#### Your objective
Reproduce the listing below without changes, except that pictures are left out.

#### Records for this exercise
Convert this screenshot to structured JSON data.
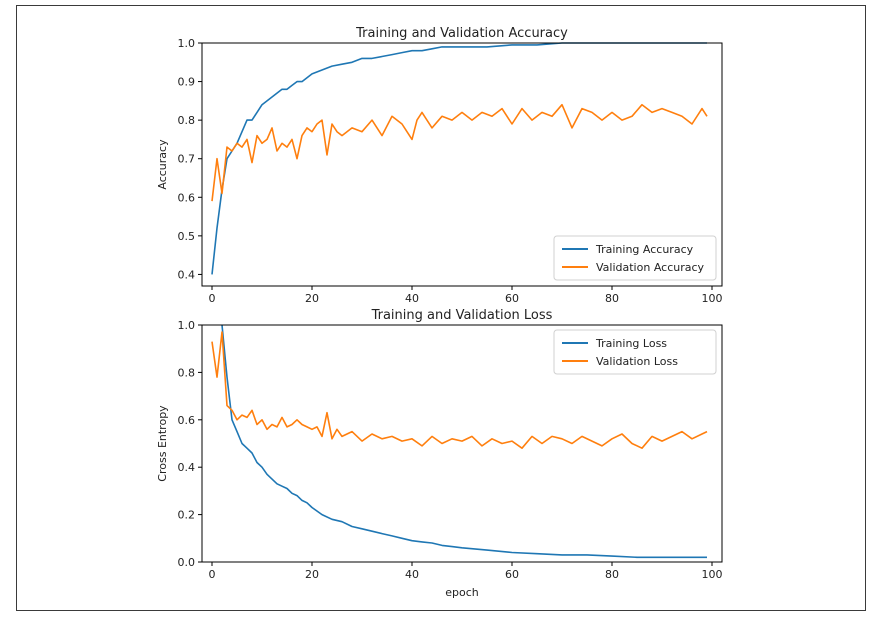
{
  "chart_data": [
    {
      "type": "line",
      "title": "Training and Validation Accuracy",
      "xlabel": "",
      "ylabel": "Accuracy",
      "xlim": [
        -2,
        102
      ],
      "ylim": [
        0.37,
        1.0
      ],
      "xticks": [
        "0",
        "20",
        "40",
        "60",
        "80",
        "100"
      ],
      "yticks": [
        "0.4",
        "0.5",
        "0.6",
        "0.7",
        "0.8",
        "0.9",
        "1.0"
      ],
      "grid": false,
      "legend": "lower-right",
      "series": [
        {
          "name": "Training Accuracy",
          "color": "#1f77b4",
          "x": [
            0,
            1,
            2,
            3,
            4,
            5,
            6,
            7,
            8,
            9,
            10,
            11,
            12,
            13,
            14,
            15,
            16,
            17,
            18,
            19,
            20,
            22,
            24,
            26,
            28,
            30,
            32,
            34,
            36,
            38,
            40,
            42,
            44,
            46,
            48,
            50,
            55,
            60,
            65,
            70,
            75,
            80,
            85,
            90,
            95,
            99
          ],
          "values": [
            0.4,
            0.52,
            0.62,
            0.7,
            0.72,
            0.74,
            0.77,
            0.8,
            0.8,
            0.82,
            0.84,
            0.85,
            0.86,
            0.87,
            0.88,
            0.88,
            0.89,
            0.9,
            0.9,
            0.91,
            0.92,
            0.93,
            0.94,
            0.945,
            0.95,
            0.96,
            0.96,
            0.965,
            0.97,
            0.975,
            0.98,
            0.98,
            0.985,
            0.99,
            0.99,
            0.99,
            0.99,
            0.995,
            0.995,
            1.0,
            1.0,
            1.0,
            1.0,
            1.0,
            1.0,
            1.0
          ]
        },
        {
          "name": "Validation Accuracy",
          "color": "#ff7f0e",
          "x": [
            0,
            1,
            2,
            3,
            4,
            5,
            6,
            7,
            8,
            9,
            10,
            11,
            12,
            13,
            14,
            15,
            16,
            17,
            18,
            19,
            20,
            21,
            22,
            23,
            24,
            25,
            26,
            28,
            30,
            32,
            34,
            36,
            38,
            40,
            41,
            42,
            44,
            46,
            48,
            50,
            52,
            54,
            56,
            58,
            60,
            62,
            64,
            66,
            68,
            70,
            72,
            74,
            76,
            78,
            80,
            82,
            84,
            86,
            88,
            90,
            92,
            94,
            96,
            98,
            99
          ],
          "values": [
            0.59,
            0.7,
            0.61,
            0.73,
            0.72,
            0.74,
            0.73,
            0.75,
            0.69,
            0.76,
            0.74,
            0.75,
            0.78,
            0.72,
            0.74,
            0.73,
            0.75,
            0.7,
            0.76,
            0.78,
            0.77,
            0.79,
            0.8,
            0.71,
            0.79,
            0.77,
            0.76,
            0.78,
            0.77,
            0.8,
            0.76,
            0.81,
            0.79,
            0.75,
            0.8,
            0.82,
            0.78,
            0.81,
            0.8,
            0.82,
            0.8,
            0.82,
            0.81,
            0.83,
            0.79,
            0.83,
            0.8,
            0.82,
            0.81,
            0.84,
            0.78,
            0.83,
            0.82,
            0.8,
            0.82,
            0.8,
            0.81,
            0.84,
            0.82,
            0.83,
            0.82,
            0.81,
            0.79,
            0.83,
            0.81
          ]
        }
      ]
    },
    {
      "type": "line",
      "title": "Training and Validation Loss",
      "xlabel": "epoch",
      "ylabel": "Cross Entropy",
      "xlim": [
        -2,
        102
      ],
      "ylim": [
        0.0,
        1.0
      ],
      "xticks": [
        "0",
        "20",
        "40",
        "60",
        "80",
        "100"
      ],
      "yticks": [
        "0.0",
        "0.2",
        "0.4",
        "0.6",
        "0.8",
        "1.0"
      ],
      "grid": false,
      "legend": "upper-right",
      "series": [
        {
          "name": "Training Loss",
          "color": "#1f77b4",
          "x": [
            2,
            3,
            4,
            5,
            6,
            7,
            8,
            9,
            10,
            11,
            12,
            13,
            14,
            15,
            16,
            17,
            18,
            19,
            20,
            22,
            24,
            26,
            28,
            30,
            32,
            34,
            36,
            38,
            40,
            42,
            44,
            46,
            48,
            50,
            55,
            60,
            65,
            70,
            75,
            80,
            85,
            90,
            95,
            99
          ],
          "values": [
            1.0,
            0.78,
            0.6,
            0.55,
            0.5,
            0.48,
            0.46,
            0.42,
            0.4,
            0.37,
            0.35,
            0.33,
            0.32,
            0.31,
            0.29,
            0.28,
            0.26,
            0.25,
            0.23,
            0.2,
            0.18,
            0.17,
            0.15,
            0.14,
            0.13,
            0.12,
            0.11,
            0.1,
            0.09,
            0.085,
            0.08,
            0.07,
            0.065,
            0.06,
            0.05,
            0.04,
            0.035,
            0.03,
            0.03,
            0.025,
            0.02,
            0.02,
            0.02,
            0.02
          ]
        },
        {
          "name": "Validation Loss",
          "color": "#ff7f0e",
          "x": [
            0,
            1,
            2,
            3,
            4,
            5,
            6,
            7,
            8,
            9,
            10,
            11,
            12,
            13,
            14,
            15,
            16,
            17,
            18,
            19,
            20,
            21,
            22,
            23,
            24,
            25,
            26,
            28,
            30,
            32,
            34,
            36,
            38,
            40,
            42,
            44,
            46,
            48,
            50,
            52,
            54,
            56,
            58,
            60,
            62,
            64,
            66,
            68,
            70,
            72,
            74,
            76,
            78,
            80,
            82,
            84,
            86,
            88,
            90,
            92,
            94,
            96,
            98,
            99
          ],
          "values": [
            0.93,
            0.78,
            0.97,
            0.66,
            0.64,
            0.6,
            0.62,
            0.61,
            0.64,
            0.58,
            0.6,
            0.56,
            0.58,
            0.57,
            0.61,
            0.57,
            0.58,
            0.6,
            0.58,
            0.57,
            0.56,
            0.57,
            0.53,
            0.63,
            0.52,
            0.56,
            0.53,
            0.55,
            0.51,
            0.54,
            0.52,
            0.53,
            0.51,
            0.52,
            0.49,
            0.53,
            0.5,
            0.52,
            0.51,
            0.53,
            0.49,
            0.52,
            0.5,
            0.51,
            0.48,
            0.53,
            0.5,
            0.53,
            0.52,
            0.5,
            0.53,
            0.51,
            0.49,
            0.52,
            0.54,
            0.5,
            0.48,
            0.53,
            0.51,
            0.53,
            0.55,
            0.52,
            0.54,
            0.55
          ]
        }
      ]
    }
  ]
}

#### Task answer
Convert this screenshot to structured JSON data.
{
  "chart_data": [
    {
      "type": "line",
      "title": "Training and Validation Accuracy",
      "xlabel": "",
      "ylabel": "Accuracy",
      "xlim": [
        -2,
        102
      ],
      "ylim": [
        0.37,
        1.0
      ],
      "xticks": [
        "0",
        "20",
        "40",
        "60",
        "80",
        "100"
      ],
      "yticks": [
        "0.4",
        "0.5",
        "0.6",
        "0.7",
        "0.8",
        "0.9",
        "1.0"
      ],
      "grid": false,
      "legend": "lower-right",
      "series": [
        {
          "name": "Training Accuracy",
          "color": "#1f77b4",
          "x": [
            0,
            1,
            2,
            3,
            4,
            5,
            6,
            7,
            8,
            9,
            10,
            11,
            12,
            13,
            14,
            15,
            16,
            17,
            18,
            19,
            20,
            22,
            24,
            26,
            28,
            30,
            32,
            34,
            36,
            38,
            40,
            42,
            44,
            46,
            48,
            50,
            55,
            60,
            65,
            70,
            75,
            80,
            85,
            90,
            95,
            99
          ],
          "values": [
            0.4,
            0.52,
            0.62,
            0.7,
            0.72,
            0.74,
            0.77,
            0.8,
            0.8,
            0.82,
            0.84,
            0.85,
            0.86,
            0.87,
            0.88,
            0.88,
            0.89,
            0.9,
            0.9,
            0.91,
            0.92,
            0.93,
            0.94,
            0.945,
            0.95,
            0.96,
            0.96,
            0.965,
            0.97,
            0.975,
            0.98,
            0.98,
            0.985,
            0.99,
            0.99,
            0.99,
            0.99,
            0.995,
            0.995,
            1.0,
            1.0,
            1.0,
            1.0,
            1.0,
            1.0,
            1.0
          ]
        },
        {
          "name": "Validation Accuracy",
          "color": "#ff7f0e",
          "x": [
            0,
            1,
            2,
            3,
            4,
            5,
            6,
            7,
            8,
            9,
            10,
            11,
            12,
            13,
            14,
            15,
            16,
            17,
            18,
            19,
            20,
            21,
            22,
            23,
            24,
            25,
            26,
            28,
            30,
            32,
            34,
            36,
            38,
            40,
            41,
            42,
            44,
            46,
            48,
            50,
            52,
            54,
            56,
            58,
            60,
            62,
            64,
            66,
            68,
            70,
            72,
            74,
            76,
            78,
            80,
            82,
            84,
            86,
            88,
            90,
            92,
            94,
            96,
            98,
            99
          ],
          "values": [
            0.59,
            0.7,
            0.61,
            0.73,
            0.72,
            0.74,
            0.73,
            0.75,
            0.69,
            0.76,
            0.74,
            0.75,
            0.78,
            0.72,
            0.74,
            0.73,
            0.75,
            0.7,
            0.76,
            0.78,
            0.77,
            0.79,
            0.8,
            0.71,
            0.79,
            0.77,
            0.76,
            0.78,
            0.77,
            0.8,
            0.76,
            0.81,
            0.79,
            0.75,
            0.8,
            0.82,
            0.78,
            0.81,
            0.8,
            0.82,
            0.8,
            0.82,
            0.81,
            0.83,
            0.79,
            0.83,
            0.8,
            0.82,
            0.81,
            0.84,
            0.78,
            0.83,
            0.82,
            0.8,
            0.82,
            0.8,
            0.81,
            0.84,
            0.82,
            0.83,
            0.82,
            0.81,
            0.79,
            0.83,
            0.81
          ]
        }
      ]
    },
    {
      "type": "line",
      "title": "Training and Validation Loss",
      "xlabel": "epoch",
      "ylabel": "Cross Entropy",
      "xlim": [
        -2,
        102
      ],
      "ylim": [
        0.0,
        1.0
      ],
      "xticks": [
        "0",
        "20",
        "40",
        "60",
        "80",
        "100"
      ],
      "yticks": [
        "0.0",
        "0.2",
        "0.4",
        "0.6",
        "0.8",
        "1.0"
      ],
      "grid": false,
      "legend": "upper-right",
      "series": [
        {
          "name": "Training Loss",
          "color": "#1f77b4",
          "x": [
            2,
            3,
            4,
            5,
            6,
            7,
            8,
            9,
            10,
            11,
            12,
            13,
            14,
            15,
            16,
            17,
            18,
            19,
            20,
            22,
            24,
            26,
            28,
            30,
            32,
            34,
            36,
            38,
            40,
            42,
            44,
            46,
            48,
            50,
            55,
            60,
            65,
            70,
            75,
            80,
            85,
            90,
            95,
            99
          ],
          "values": [
            1.0,
            0.78,
            0.6,
            0.55,
            0.5,
            0.48,
            0.46,
            0.42,
            0.4,
            0.37,
            0.35,
            0.33,
            0.32,
            0.31,
            0.29,
            0.28,
            0.26,
            0.25,
            0.23,
            0.2,
            0.18,
            0.17,
            0.15,
            0.14,
            0.13,
            0.12,
            0.11,
            0.1,
            0.09,
            0.085,
            0.08,
            0.07,
            0.065,
            0.06,
            0.05,
            0.04,
            0.035,
            0.03,
            0.03,
            0.025,
            0.02,
            0.02,
            0.02,
            0.02
          ]
        },
        {
          "name": "Validation Loss",
          "color": "#ff7f0e",
          "x": [
            0,
            1,
            2,
            3,
            4,
            5,
            6,
            7,
            8,
            9,
            10,
            11,
            12,
            13,
            14,
            15,
            16,
            17,
            18,
            19,
            20,
            21,
            22,
            23,
            24,
            25,
            26,
            28,
            30,
            32,
            34,
            36,
            38,
            40,
            42,
            44,
            46,
            48,
            50,
            52,
            54,
            56,
            58,
            60,
            62,
            64,
            66,
            68,
            70,
            72,
            74,
            76,
            78,
            80,
            82,
            84,
            86,
            88,
            90,
            92,
            94,
            96,
            98,
            99
          ],
          "values": [
            0.93,
            0.78,
            0.97,
            0.66,
            0.64,
            0.6,
            0.62,
            0.61,
            0.64,
            0.58,
            0.6,
            0.56,
            0.58,
            0.57,
            0.61,
            0.57,
            0.58,
            0.6,
            0.58,
            0.57,
            0.56,
            0.57,
            0.53,
            0.63,
            0.52,
            0.56,
            0.53,
            0.55,
            0.51,
            0.54,
            0.52,
            0.53,
            0.51,
            0.52,
            0.49,
            0.53,
            0.5,
            0.52,
            0.51,
            0.53,
            0.49,
            0.52,
            0.5,
            0.51,
            0.48,
            0.53,
            0.5,
            0.53,
            0.52,
            0.5,
            0.53,
            0.51,
            0.49,
            0.52,
            0.54,
            0.5,
            0.48,
            0.53,
            0.51,
            0.53,
            0.55,
            0.52,
            0.54,
            0.55
          ]
        }
      ]
    }
  ]
}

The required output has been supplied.